From the entries below, extract every line that includes the word "ylabel".

—————

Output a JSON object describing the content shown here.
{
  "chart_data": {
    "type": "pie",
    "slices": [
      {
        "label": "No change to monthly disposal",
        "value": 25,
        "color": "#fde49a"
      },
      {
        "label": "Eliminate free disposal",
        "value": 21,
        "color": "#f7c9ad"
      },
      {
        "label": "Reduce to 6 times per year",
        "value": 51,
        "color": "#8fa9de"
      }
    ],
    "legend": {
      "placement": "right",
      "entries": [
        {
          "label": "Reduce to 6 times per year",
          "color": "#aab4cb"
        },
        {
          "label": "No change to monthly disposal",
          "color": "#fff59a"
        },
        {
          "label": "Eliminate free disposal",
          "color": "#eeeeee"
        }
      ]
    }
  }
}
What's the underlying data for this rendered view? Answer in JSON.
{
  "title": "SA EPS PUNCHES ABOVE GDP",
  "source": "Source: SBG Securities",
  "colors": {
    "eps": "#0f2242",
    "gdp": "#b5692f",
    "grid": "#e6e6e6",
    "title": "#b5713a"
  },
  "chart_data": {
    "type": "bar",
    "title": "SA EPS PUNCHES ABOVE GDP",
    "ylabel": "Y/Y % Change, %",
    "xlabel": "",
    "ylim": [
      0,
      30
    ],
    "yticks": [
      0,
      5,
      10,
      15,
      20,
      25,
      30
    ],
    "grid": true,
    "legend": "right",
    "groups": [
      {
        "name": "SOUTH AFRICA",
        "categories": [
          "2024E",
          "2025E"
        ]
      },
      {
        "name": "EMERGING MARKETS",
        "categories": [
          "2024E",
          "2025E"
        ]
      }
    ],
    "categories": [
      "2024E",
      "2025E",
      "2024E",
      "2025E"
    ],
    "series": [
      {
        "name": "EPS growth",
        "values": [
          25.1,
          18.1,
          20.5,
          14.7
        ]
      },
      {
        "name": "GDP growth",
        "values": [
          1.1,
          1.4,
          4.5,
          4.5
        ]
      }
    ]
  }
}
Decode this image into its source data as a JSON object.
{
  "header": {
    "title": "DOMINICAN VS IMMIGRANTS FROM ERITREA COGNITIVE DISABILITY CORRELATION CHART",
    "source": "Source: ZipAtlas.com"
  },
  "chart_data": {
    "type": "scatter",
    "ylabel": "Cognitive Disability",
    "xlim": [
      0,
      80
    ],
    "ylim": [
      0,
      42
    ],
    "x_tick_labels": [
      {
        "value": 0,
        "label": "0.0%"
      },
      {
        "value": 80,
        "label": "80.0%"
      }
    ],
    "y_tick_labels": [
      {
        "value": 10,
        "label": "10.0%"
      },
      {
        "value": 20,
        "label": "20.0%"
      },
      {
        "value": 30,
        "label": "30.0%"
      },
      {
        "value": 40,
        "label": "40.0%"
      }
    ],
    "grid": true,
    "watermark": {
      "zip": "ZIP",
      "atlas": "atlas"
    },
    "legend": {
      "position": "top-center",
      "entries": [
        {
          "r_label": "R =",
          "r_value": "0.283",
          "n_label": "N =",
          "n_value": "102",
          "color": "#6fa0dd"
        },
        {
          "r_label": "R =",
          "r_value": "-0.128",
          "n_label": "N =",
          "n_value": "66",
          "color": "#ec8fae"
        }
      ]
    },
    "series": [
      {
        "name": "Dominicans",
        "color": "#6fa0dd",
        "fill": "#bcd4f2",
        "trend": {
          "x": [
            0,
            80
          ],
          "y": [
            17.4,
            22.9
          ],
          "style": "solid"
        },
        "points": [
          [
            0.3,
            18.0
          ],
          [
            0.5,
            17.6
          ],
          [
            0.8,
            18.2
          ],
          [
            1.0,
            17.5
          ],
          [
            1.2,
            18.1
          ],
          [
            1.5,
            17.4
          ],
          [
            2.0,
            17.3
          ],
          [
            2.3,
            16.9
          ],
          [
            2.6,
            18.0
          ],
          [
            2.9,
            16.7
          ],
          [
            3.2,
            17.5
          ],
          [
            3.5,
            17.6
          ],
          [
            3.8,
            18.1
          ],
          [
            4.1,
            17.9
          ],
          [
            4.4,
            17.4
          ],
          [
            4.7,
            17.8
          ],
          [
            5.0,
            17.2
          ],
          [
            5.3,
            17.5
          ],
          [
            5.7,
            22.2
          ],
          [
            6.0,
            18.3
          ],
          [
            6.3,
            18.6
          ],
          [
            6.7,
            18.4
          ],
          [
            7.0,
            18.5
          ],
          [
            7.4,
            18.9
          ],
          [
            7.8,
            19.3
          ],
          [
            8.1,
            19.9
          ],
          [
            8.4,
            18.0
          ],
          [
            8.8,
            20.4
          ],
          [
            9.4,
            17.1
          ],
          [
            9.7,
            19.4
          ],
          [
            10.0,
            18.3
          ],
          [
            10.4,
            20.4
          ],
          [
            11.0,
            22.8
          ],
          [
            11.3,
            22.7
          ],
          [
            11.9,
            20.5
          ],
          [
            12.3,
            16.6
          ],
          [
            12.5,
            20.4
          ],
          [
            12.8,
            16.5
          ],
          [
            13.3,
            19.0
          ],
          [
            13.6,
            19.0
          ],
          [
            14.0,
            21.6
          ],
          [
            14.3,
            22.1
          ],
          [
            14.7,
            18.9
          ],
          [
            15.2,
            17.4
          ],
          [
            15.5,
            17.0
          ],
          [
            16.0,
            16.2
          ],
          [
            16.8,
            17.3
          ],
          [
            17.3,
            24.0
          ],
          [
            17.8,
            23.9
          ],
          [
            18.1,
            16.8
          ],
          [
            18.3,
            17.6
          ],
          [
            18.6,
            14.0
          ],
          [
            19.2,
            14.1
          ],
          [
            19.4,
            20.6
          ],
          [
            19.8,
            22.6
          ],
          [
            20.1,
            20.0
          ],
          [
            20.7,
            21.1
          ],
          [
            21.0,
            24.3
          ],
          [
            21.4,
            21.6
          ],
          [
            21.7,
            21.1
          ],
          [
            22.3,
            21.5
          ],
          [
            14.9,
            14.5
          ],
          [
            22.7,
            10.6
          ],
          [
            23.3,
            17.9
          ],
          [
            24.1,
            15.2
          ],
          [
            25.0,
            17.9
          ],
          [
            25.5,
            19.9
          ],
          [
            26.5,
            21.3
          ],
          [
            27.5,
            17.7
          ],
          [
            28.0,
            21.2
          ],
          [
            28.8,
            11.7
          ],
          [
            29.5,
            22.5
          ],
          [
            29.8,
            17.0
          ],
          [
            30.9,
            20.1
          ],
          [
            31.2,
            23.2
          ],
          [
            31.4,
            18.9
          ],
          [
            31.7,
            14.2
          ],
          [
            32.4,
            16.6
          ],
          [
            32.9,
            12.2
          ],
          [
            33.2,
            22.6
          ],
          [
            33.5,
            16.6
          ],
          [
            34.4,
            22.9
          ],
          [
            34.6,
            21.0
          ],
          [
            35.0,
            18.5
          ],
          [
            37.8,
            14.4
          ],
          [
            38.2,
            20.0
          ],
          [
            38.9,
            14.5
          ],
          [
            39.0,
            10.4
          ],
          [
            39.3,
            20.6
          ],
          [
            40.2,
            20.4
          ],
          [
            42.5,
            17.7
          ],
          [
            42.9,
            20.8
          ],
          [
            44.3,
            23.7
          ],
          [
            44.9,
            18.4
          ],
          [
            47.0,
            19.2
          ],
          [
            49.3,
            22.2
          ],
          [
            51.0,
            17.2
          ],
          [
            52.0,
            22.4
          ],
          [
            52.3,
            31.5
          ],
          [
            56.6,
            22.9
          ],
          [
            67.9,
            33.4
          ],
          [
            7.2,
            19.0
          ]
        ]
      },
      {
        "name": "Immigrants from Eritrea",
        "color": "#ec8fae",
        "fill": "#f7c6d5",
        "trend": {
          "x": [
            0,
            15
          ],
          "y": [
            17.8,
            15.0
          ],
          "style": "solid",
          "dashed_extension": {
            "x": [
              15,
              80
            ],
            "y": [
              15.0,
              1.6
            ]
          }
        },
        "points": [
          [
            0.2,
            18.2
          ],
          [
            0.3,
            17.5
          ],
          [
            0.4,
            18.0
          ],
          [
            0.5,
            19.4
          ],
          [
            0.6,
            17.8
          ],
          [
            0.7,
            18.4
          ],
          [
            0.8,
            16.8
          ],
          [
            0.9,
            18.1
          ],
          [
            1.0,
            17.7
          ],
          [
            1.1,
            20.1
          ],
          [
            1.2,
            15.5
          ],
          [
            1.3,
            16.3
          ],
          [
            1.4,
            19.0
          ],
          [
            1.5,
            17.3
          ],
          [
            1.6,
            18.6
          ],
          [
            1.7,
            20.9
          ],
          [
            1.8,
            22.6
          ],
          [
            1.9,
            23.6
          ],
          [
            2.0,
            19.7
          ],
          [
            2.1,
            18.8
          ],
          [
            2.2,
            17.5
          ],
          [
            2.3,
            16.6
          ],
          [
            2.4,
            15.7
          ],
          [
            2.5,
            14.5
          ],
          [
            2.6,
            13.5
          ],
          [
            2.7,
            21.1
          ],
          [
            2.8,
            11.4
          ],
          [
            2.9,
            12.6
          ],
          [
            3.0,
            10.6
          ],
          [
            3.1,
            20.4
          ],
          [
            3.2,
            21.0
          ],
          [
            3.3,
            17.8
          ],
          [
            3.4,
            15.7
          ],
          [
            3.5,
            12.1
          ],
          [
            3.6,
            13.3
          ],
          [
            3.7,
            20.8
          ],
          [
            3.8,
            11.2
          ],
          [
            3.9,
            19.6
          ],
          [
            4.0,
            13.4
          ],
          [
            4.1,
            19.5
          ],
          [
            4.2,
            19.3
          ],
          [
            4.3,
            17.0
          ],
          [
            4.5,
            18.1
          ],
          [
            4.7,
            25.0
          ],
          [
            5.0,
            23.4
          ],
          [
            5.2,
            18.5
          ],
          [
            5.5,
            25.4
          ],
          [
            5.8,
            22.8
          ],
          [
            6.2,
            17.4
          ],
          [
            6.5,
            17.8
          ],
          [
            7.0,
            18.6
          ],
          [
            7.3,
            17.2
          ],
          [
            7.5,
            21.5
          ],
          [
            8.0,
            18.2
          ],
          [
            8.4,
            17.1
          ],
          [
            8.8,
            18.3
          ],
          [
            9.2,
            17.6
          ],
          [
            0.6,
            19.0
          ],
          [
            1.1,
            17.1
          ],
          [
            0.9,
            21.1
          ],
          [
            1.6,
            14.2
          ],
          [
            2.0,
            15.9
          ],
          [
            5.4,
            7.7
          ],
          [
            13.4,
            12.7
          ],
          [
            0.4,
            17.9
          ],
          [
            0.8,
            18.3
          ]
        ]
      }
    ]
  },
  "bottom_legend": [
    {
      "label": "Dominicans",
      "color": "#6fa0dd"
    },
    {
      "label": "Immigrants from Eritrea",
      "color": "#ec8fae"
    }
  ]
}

—————

• SOLUTION FOR THIS TASK
    "ylabel": "Y/Y % Change, %",
    "ylabel": "Cognitive Disability",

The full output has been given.